PROBLEM
Select from the records below every line that has the word "GaoFen" in it.

↓

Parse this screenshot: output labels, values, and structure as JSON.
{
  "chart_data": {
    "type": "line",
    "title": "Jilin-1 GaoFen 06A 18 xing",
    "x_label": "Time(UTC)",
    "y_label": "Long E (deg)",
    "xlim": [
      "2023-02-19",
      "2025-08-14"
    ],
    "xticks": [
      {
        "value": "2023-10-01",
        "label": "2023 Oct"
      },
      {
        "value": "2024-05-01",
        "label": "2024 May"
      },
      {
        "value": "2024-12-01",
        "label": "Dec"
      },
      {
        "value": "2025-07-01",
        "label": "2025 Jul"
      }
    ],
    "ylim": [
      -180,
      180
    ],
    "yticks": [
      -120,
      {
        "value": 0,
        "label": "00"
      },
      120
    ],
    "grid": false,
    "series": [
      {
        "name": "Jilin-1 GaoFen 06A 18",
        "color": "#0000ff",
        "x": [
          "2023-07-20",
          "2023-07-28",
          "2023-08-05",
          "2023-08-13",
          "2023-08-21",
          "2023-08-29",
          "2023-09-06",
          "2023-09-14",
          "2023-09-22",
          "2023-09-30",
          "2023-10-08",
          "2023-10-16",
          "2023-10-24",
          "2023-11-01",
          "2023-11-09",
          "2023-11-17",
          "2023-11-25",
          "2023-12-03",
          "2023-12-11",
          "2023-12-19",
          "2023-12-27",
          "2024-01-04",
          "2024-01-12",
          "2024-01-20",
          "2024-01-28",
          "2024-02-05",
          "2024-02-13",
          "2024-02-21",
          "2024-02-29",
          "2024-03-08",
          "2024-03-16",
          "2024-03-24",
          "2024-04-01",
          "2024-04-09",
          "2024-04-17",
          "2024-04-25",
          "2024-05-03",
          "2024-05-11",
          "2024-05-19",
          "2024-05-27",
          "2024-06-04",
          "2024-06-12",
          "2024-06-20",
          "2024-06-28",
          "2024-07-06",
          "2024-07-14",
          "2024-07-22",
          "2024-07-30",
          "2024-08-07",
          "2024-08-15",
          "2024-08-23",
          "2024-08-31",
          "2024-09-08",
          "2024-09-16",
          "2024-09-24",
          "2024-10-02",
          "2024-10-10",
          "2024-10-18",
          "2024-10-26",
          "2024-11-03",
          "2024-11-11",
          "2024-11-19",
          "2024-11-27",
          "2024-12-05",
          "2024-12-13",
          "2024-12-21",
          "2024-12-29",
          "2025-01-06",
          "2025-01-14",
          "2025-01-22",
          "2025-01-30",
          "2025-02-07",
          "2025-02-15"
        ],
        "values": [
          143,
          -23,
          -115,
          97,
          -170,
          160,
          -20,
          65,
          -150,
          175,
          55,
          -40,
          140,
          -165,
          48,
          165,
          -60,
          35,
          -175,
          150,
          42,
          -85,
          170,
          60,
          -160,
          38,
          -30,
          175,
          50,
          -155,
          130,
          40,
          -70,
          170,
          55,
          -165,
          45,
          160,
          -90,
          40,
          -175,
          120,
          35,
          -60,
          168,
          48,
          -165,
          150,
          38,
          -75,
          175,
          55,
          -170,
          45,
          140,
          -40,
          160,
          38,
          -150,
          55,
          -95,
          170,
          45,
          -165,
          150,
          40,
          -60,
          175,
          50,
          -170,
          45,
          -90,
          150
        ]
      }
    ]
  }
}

↑

ANSWER IN FULL
    "title": "Jilin-1 GaoFen 06A 18 xing",
        "name": "Jilin-1 GaoFen 06A 18",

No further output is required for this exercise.